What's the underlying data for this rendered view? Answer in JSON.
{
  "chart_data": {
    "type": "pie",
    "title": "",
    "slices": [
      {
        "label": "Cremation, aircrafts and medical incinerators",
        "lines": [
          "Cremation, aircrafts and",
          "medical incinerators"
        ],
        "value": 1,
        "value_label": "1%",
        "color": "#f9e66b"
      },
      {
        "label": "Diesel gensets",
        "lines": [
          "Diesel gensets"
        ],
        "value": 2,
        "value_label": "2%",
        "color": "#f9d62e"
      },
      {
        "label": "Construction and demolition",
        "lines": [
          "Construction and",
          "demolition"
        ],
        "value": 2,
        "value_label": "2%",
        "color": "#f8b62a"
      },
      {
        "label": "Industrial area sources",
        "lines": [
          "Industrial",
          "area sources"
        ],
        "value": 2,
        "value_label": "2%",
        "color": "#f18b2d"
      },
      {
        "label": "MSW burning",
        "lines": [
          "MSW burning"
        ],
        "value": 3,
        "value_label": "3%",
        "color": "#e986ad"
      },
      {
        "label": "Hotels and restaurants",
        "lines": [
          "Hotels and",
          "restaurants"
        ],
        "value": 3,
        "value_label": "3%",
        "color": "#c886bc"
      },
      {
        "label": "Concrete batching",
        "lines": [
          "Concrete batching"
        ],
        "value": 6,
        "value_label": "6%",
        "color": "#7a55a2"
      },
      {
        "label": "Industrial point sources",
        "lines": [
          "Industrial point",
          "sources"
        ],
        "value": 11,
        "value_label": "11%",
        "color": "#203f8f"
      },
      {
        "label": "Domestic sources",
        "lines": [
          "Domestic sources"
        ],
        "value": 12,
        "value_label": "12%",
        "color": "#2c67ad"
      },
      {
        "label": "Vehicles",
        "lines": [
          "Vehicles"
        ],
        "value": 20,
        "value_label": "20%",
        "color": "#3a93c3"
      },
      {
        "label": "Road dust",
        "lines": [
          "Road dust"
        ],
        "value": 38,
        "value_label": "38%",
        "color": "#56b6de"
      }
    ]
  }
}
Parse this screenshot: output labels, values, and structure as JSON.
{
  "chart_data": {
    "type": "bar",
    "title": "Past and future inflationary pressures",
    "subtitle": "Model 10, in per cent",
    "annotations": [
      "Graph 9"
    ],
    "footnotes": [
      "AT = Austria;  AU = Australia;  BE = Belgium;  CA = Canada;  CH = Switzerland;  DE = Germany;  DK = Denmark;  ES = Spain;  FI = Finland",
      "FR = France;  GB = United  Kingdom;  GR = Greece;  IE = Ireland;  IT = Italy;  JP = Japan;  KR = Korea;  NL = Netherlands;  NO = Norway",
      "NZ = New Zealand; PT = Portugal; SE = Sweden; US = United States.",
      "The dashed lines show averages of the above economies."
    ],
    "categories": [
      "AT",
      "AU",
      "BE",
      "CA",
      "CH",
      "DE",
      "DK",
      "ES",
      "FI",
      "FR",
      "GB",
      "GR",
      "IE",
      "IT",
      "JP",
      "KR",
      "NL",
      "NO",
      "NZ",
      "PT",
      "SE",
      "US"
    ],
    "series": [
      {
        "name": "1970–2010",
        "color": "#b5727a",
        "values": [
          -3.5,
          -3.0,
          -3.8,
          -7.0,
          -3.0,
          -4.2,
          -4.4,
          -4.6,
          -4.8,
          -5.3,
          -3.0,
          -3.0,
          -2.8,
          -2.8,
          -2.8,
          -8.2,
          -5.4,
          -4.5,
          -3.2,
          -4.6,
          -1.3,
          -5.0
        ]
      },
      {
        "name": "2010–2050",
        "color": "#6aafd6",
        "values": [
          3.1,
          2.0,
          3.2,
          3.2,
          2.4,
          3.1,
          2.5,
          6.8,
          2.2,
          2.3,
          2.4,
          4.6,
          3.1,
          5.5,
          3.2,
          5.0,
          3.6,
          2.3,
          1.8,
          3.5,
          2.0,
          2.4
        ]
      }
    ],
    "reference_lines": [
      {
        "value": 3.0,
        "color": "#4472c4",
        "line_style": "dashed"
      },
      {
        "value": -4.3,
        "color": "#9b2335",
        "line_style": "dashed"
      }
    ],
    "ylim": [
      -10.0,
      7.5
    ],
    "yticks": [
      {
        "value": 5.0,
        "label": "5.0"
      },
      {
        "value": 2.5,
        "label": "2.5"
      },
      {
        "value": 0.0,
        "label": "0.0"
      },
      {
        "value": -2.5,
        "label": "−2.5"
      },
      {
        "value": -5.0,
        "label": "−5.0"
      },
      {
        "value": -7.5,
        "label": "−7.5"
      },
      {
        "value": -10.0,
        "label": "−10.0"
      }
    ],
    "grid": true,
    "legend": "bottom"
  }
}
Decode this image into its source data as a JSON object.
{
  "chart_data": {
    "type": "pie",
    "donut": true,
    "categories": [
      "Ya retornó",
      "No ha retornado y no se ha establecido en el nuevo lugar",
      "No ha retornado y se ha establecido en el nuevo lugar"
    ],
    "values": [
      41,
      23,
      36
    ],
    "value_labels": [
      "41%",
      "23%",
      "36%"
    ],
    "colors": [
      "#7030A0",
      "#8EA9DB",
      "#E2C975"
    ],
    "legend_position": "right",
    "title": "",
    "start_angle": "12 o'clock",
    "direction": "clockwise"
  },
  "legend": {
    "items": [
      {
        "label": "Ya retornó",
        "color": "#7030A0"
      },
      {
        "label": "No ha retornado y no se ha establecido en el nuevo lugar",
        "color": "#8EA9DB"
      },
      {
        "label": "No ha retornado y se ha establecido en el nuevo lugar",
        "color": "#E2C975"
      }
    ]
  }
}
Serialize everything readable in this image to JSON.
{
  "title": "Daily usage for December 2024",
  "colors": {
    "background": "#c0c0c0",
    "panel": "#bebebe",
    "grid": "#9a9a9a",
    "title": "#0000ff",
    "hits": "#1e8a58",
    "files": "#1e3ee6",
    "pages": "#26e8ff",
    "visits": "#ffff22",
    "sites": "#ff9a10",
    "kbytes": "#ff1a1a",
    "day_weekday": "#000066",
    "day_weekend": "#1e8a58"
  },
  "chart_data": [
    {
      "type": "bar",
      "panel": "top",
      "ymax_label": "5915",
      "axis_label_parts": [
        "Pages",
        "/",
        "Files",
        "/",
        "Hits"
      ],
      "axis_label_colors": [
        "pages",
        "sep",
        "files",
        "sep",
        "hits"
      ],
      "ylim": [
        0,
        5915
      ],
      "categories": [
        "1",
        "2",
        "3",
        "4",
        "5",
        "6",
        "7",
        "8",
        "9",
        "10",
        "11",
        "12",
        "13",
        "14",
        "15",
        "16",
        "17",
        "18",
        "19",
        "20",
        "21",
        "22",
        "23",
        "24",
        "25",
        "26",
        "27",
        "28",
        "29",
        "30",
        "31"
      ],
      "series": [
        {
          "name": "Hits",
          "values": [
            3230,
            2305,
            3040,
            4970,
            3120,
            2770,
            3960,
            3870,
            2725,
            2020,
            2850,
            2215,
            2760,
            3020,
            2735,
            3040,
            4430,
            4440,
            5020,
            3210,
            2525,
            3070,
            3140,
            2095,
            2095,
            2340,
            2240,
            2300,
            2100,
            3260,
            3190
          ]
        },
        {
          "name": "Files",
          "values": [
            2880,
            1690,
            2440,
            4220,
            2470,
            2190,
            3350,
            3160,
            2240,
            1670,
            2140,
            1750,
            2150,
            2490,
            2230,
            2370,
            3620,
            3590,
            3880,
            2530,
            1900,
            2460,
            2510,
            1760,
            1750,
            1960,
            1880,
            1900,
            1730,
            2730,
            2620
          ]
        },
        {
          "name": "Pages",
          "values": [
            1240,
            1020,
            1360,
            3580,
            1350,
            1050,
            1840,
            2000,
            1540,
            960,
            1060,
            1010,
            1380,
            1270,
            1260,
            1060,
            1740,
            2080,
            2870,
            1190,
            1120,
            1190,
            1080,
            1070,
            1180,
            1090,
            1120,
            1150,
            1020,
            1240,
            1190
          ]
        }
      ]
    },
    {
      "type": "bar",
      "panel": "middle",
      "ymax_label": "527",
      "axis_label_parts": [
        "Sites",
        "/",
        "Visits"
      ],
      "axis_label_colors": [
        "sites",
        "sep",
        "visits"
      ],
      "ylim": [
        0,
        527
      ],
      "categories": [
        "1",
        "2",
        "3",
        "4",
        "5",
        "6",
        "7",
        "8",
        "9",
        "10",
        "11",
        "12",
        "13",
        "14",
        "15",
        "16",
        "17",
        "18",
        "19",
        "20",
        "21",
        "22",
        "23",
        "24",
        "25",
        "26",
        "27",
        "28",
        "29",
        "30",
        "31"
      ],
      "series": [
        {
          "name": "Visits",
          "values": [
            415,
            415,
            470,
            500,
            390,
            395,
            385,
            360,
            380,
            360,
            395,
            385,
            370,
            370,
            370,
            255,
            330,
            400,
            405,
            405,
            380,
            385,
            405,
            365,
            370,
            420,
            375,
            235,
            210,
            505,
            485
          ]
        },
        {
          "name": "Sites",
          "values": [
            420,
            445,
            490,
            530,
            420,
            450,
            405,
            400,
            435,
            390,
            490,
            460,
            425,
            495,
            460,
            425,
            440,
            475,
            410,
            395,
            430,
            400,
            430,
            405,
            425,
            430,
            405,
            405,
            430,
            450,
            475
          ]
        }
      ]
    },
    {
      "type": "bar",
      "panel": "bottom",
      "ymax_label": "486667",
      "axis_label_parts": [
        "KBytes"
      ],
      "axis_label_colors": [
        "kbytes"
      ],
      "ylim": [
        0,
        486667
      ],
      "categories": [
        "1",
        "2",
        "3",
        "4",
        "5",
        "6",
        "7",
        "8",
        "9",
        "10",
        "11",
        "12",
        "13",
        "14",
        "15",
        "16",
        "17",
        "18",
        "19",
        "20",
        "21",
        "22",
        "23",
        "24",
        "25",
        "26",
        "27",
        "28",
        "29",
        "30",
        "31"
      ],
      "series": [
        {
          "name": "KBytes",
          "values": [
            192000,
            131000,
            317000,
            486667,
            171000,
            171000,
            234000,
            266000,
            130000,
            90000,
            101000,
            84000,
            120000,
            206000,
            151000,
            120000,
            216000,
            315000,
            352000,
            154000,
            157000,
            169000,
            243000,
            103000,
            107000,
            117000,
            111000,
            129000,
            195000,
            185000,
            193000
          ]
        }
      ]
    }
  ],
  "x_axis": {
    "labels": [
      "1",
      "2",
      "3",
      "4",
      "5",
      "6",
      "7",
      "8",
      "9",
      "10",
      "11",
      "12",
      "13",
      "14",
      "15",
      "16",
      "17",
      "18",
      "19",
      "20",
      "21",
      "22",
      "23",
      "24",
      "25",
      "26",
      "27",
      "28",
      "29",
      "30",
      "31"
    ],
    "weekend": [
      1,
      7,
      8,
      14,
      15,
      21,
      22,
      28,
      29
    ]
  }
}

AIM: Write down only the number of lines that contain the string "Hotels" in the listing.

OUTPUT FOR THIS TASK: 2